[Stored records]
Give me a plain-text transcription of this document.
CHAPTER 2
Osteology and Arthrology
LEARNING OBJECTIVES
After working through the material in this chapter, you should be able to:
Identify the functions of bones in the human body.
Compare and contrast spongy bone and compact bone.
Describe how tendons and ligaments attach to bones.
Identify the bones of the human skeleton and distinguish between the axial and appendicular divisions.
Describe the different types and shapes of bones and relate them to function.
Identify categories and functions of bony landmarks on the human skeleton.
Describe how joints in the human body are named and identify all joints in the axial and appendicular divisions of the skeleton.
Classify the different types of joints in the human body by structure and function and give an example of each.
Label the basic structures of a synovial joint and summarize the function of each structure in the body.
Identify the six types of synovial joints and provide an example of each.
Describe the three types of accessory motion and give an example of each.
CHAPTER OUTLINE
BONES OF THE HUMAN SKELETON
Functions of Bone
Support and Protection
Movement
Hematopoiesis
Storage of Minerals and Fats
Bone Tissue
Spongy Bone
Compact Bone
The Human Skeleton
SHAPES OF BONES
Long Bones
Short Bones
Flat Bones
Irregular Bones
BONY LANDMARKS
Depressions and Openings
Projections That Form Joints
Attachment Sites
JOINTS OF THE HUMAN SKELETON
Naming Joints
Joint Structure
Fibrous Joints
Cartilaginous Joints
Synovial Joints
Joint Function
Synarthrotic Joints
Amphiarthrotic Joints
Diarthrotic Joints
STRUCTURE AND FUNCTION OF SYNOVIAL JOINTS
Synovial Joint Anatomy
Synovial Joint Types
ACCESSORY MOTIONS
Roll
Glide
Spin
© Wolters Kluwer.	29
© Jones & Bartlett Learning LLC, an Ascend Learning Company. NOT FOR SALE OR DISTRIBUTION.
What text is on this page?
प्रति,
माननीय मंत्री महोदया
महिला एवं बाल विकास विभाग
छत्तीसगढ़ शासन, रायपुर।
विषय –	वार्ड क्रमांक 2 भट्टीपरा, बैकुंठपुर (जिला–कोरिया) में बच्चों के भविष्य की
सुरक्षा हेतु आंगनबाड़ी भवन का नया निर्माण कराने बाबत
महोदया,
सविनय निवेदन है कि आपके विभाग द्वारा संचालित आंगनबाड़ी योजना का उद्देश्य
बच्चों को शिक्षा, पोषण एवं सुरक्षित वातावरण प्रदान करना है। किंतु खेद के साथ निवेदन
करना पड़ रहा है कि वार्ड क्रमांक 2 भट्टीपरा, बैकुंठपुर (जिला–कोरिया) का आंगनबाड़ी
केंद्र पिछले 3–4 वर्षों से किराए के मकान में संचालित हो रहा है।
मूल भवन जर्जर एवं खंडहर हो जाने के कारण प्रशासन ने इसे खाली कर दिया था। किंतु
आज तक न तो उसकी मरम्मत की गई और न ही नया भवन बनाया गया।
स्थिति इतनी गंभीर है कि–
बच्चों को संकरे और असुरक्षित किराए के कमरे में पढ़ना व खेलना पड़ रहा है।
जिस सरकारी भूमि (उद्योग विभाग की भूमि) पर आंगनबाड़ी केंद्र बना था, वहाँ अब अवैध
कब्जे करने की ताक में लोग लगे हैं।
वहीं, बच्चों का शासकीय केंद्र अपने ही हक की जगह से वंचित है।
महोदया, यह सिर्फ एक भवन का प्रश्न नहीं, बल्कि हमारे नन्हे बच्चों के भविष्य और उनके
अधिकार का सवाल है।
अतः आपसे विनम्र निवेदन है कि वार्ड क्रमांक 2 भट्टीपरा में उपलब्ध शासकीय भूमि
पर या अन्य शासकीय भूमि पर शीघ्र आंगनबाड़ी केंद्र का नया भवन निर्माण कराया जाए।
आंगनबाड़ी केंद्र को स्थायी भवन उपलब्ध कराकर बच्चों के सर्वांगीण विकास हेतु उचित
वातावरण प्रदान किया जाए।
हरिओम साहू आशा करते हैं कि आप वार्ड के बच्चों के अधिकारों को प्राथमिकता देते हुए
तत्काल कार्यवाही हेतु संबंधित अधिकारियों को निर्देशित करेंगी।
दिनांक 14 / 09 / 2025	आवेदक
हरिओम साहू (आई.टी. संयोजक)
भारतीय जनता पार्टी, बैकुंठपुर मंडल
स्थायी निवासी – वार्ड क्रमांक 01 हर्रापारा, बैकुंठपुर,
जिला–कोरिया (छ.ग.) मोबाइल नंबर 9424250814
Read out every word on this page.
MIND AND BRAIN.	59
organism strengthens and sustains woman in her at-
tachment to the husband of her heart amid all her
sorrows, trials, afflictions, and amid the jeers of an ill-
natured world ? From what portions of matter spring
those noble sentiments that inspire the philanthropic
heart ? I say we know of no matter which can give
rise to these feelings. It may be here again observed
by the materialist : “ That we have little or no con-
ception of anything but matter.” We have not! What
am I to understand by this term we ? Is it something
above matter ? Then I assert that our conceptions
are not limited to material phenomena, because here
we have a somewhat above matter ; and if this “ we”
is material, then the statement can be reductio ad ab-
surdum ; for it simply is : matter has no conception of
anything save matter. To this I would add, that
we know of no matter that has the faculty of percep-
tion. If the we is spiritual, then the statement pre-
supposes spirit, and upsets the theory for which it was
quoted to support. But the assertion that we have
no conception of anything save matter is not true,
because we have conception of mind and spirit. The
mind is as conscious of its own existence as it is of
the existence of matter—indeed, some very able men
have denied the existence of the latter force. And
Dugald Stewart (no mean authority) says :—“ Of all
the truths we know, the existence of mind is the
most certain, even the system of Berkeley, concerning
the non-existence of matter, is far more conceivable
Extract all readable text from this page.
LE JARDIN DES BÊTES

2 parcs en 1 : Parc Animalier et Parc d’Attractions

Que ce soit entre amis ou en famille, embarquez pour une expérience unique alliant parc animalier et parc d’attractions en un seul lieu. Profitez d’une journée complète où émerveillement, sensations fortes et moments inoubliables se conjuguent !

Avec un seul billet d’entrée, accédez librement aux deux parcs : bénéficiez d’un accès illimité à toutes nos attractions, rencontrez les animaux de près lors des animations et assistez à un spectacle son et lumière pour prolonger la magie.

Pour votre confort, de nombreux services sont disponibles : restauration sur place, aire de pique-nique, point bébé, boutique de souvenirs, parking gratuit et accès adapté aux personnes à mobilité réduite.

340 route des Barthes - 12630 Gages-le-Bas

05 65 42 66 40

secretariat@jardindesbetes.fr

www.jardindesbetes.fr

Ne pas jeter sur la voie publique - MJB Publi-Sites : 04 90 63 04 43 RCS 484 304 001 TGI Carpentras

• [Objective]: Search the records above for the string "jardindesbetes". Copy every line that contains it.

• [Response]:
secretariat@jardindesbetes.fr
www.jardindesbetes.fr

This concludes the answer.